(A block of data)

□ □ □ □

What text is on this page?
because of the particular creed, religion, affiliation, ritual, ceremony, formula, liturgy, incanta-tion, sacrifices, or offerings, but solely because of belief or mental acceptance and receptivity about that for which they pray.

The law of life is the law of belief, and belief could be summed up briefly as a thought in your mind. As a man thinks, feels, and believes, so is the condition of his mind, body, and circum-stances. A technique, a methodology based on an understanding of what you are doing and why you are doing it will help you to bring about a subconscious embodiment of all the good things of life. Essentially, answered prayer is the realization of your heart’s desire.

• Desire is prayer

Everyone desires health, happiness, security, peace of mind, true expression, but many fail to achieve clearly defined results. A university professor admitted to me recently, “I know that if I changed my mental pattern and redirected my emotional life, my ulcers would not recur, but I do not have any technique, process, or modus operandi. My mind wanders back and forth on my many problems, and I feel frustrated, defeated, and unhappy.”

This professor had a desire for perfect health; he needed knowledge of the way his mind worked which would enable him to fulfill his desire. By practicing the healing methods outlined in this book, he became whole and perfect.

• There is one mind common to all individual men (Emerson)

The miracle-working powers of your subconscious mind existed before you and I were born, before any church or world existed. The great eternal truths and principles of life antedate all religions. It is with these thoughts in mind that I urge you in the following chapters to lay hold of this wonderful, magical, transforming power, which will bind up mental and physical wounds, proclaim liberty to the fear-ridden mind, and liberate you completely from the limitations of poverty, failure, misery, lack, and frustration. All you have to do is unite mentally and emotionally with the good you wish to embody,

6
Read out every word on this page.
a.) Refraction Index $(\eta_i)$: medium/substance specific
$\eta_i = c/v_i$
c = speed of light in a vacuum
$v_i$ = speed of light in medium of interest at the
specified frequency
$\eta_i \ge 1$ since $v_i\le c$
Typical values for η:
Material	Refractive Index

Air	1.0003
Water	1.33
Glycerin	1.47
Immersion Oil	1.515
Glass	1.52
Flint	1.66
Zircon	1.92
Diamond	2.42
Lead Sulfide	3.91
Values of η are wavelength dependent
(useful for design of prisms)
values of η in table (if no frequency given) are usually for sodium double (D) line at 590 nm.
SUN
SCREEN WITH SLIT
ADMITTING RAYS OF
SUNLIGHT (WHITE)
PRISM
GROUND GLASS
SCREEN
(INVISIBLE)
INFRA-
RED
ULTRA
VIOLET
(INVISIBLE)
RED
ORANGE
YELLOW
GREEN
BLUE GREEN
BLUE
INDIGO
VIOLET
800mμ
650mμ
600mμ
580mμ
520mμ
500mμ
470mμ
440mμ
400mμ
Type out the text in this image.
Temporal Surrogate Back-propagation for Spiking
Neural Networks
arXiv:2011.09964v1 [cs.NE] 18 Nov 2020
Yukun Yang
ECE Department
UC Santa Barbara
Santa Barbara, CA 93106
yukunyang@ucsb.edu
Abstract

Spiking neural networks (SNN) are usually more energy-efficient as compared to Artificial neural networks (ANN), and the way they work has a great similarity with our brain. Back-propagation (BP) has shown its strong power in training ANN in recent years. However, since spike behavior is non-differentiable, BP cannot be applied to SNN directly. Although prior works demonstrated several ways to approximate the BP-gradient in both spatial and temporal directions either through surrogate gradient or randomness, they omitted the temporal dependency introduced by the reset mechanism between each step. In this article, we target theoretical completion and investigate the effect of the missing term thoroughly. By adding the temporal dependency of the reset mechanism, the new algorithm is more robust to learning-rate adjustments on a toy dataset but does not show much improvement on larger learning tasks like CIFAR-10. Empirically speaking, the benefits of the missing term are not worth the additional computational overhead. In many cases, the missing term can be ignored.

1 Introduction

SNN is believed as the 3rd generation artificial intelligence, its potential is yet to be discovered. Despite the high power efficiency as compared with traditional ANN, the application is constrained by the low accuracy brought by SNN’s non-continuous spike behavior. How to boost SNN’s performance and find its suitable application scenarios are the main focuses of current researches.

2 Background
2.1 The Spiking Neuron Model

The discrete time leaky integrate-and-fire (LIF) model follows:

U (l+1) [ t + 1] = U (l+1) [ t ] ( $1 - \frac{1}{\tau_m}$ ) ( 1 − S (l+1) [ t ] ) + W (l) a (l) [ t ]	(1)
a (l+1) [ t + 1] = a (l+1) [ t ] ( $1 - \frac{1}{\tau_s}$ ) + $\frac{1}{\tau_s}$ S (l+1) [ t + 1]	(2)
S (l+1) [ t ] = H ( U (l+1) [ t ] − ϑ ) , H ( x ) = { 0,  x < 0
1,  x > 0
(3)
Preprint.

□ □ □ □

- _TO DO_: Search the entries for the string "your" and collect each line that has it.

- _EXPECTED ANSWER_:
The law of life is the law of belief, and belief could be summed up briefly as a thought in your mind. As a man thinks, feels, and believes, so is the condition of his mind, body, and circum-stances. A technique, a methodology based on an understanding of what you are doing and why you are doing it will help you to bring about a subconscious embodiment of all the good things of life. Essentially, answered prayer is the realization of your heart’s desire.
The miracle-working powers of your subconscious mind existed before you and I were born, before any church or world existed. The great eternal truths and principles of life antedate all religions. It is with these thoughts in mind that I urge you in the following chapters to lay hold of this wonderful, magical, transforming power, which will bind up mental and physical wounds, proclaim liberty to the fear-ridden mind, and liberate you completely from the limitations of poverty, failure, misery, lack, and frustration. All you have to do is unite mentally and emotionally with the good you wish to embody,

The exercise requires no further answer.